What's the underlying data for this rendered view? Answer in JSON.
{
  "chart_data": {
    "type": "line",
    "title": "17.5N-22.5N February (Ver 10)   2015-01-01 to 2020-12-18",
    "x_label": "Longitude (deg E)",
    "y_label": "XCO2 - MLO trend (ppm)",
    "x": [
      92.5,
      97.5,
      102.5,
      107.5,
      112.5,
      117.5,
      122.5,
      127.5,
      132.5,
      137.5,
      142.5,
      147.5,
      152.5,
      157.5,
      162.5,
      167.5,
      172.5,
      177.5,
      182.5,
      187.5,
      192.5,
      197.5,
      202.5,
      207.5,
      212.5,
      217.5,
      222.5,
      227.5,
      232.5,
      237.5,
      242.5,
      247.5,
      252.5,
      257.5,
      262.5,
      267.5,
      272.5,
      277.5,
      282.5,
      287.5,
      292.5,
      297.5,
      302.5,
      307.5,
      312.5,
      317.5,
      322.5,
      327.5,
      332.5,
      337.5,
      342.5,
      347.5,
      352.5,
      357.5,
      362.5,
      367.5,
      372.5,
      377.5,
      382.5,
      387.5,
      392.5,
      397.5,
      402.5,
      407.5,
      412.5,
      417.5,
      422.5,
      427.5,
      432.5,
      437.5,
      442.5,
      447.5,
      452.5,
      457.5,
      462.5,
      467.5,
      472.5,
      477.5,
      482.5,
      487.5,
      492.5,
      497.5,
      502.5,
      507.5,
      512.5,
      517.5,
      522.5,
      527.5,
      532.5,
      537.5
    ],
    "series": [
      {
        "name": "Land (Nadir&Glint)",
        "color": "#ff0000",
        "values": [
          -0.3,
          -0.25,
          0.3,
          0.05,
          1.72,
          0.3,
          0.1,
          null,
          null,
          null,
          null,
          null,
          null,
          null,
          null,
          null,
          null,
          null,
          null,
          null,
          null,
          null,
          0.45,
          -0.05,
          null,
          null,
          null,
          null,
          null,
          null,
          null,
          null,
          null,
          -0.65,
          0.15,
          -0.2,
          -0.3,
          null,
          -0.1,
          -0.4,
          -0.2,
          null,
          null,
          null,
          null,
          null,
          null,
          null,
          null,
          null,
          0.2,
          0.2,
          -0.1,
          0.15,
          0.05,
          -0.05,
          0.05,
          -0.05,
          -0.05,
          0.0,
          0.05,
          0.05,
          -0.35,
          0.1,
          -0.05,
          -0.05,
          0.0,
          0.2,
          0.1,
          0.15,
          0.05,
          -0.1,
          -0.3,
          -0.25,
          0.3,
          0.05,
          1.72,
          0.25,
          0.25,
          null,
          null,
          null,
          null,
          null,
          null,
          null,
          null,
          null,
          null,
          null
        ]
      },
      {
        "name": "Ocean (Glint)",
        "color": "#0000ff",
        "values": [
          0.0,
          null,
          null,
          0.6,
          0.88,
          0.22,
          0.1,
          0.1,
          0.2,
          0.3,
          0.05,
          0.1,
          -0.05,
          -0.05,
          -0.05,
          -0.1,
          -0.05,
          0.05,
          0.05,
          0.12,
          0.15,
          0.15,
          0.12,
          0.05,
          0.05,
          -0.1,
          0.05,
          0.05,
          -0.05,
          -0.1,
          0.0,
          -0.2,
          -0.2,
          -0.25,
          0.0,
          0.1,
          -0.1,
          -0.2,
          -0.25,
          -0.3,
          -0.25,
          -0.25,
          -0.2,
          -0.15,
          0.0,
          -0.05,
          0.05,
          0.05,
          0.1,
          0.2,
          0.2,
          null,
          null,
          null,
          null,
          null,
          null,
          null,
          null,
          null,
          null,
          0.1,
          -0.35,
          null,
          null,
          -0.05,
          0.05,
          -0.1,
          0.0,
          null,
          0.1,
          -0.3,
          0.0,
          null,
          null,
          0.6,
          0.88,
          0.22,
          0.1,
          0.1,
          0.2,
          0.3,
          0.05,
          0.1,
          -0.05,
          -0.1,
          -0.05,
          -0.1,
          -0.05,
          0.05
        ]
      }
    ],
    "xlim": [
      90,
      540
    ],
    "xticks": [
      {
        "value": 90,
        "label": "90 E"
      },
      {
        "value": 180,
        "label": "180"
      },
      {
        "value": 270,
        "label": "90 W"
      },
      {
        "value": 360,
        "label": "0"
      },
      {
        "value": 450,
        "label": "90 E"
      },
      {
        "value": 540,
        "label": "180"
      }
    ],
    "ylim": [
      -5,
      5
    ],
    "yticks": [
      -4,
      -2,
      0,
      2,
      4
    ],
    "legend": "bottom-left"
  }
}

________________________

Prompt:
Copy down the whole of the data above, matching it exactly.

Completed exercise:
What's the underlying data for this rendered view? Answer in JSON.
{
  "chart_data": {
    "type": "line",
    "title": "17.5N-22.5N February (Ver 10)   2015-01-01 to 2020-12-18",
    "x_label": "Longitude (deg E)",
    "y_label": "XCO2 - MLO trend (ppm)",
    "x": [
      92.5,
      97.5,
      102.5,
      107.5,
      112.5,
      117.5,
      122.5,
      127.5,
      132.5,
      137.5,
      142.5,
      147.5,
      152.5,
      157.5,
      162.5,
      167.5,
      172.5,
      177.5,
      182.5,
      187.5,
      192.5,
      197.5,
      202.5,
      207.5,
      212.5,
      217.5,
      222.5,
      227.5,
      232.5,
      237.5,
      242.5,
      247.5,
      252.5,
      257.5,
      262.5,
      267.5,
      272.5,
      277.5,
      282.5,
      287.5,
      292.5,
      297.5,
      302.5,
      307.5,
      312.5,
      317.5,
      322.5,
      327.5,
      332.5,
      337.5,
      342.5,
      347.5,
      352.5,
      357.5,
      362.5,
      367.5,
      372.5,
      377.5,
      382.5,
      387.5,
      392.5,
      397.5,
      402.5,
      407.5,
      412.5,
      417.5,
      422.5,
      427.5,
      432.5,
      437.5,
      442.5,
      447.5,
      452.5,
      457.5,
      462.5,
      467.5,
      472.5,
      477.5,
      482.5,
      487.5,
      492.5,
      497.5,
      502.5,
      507.5,
      512.5,
      517.5,
      522.5,
      527.5,
      532.5,
      537.5
    ],
    "series": [
      {
        "name": "Land (Nadir&Glint)",
        "color": "#ff0000",
        "values": [
          -0.3,
          -0.25,
          0.3,
          0.05,
          1.72,
          0.3,
          0.1,
          null,
          null,
          null,
          null,
          null,
          null,
          null,
          null,
          null,
          null,
          null,
          null,
          null,
          null,
          null,
          0.45,
          -0.05,
          null,
          null,
          null,
          null,
          null,
          null,
          null,
          null,
          null,
          -0.65,
          0.15,
          -0.2,
          -0.3,
          null,
          -0.1,
          -0.4,
          -0.2,
          null,
          null,
          null,
          null,
          null,
          null,
          null,
          null,
          null,
          0.2,
          0.2,
          -0.1,
          0.15,
          0.05,
          -0.05,
          0.05,
          -0.05,
          -0.05,
          0.0,
          0.05,
          0.05,
          -0.35,
          0.1,
          -0.05,
          -0.05,
          0.0,
          0.2,
          0.1,
          0.15,
          0.05,
          -0.1,
          -0.3,
          -0.25,
          0.3,
          0.05,
          1.72,
          0.25,
          0.25,
          null,
          null,
          null,
          null,
          null,
          null,
          null,
          null,
          null,
          null,
          null
        ]
      },
      {
        "name": "Ocean (Glint)",
        "color": "#0000ff",
        "values": [
          0.0,
          null,
          null,
          0.6,
          0.88,
          0.22,
          0.1,
          0.1,
          0.2,
          0.3,
          0.05,
          0.1,
          -0.05,
          -0.05,
          -0.05,
          -0.1,
          -0.05,
          0.05,
          0.05,
          0.12,
          0.15,
          0.15,
          0.12,
          0.05,
          0.05,
          -0.1,
          0.05,
          0.05,
          -0.05,
          -0.1,
          0.0,
          -0.2,
          -0.2,
          -0.25,
          0.0,
          0.1,
          -0.1,
          -0.2,
          -0.25,
          -0.3,
          -0.25,
          -0.25,
          -0.2,
          -0.15,
          0.0,
          -0.05,
          0.05,
          0.05,
          0.1,
          0.2,
          0.2,
          null,
          null,
          null,
          null,
          null,
          null,
          null,
          null,
          null,
          null,
          0.1,
          -0.35,
          null,
          null,
          -0.05,
          0.05,
          -0.1,
          0.0,
          null,
          0.1,
          -0.3,
          0.0,
          null,
          null,
          0.6,
          0.88,
          0.22,
          0.1,
          0.1,
          0.2,
          0.3,
          0.05,
          0.1,
          -0.05,
          -0.1,
          -0.05,
          -0.1,
          -0.05,
          0.05
        ]
      }
    ],
    "xlim": [
      90,
      540
    ],
    "xticks": [
      {
        "value": 90,
        "label": "90 E"
      },
      {
        "value": 180,
        "label": "180"
      },
      {
        "value": 270,
        "label": "90 W"
      },
      {
        "value": 360,
        "label": "0"
      },
      {
        "value": 450,
        "label": "90 E"
      },
      {
        "value": 540,
        "label": "180"
      }
    ],
    "ylim": [
      -5,
      5
    ],
    "yticks": [
      -4,
      -2,
      0,
      2,
      4
    ],
    "legend": "bottom-left"
  }
}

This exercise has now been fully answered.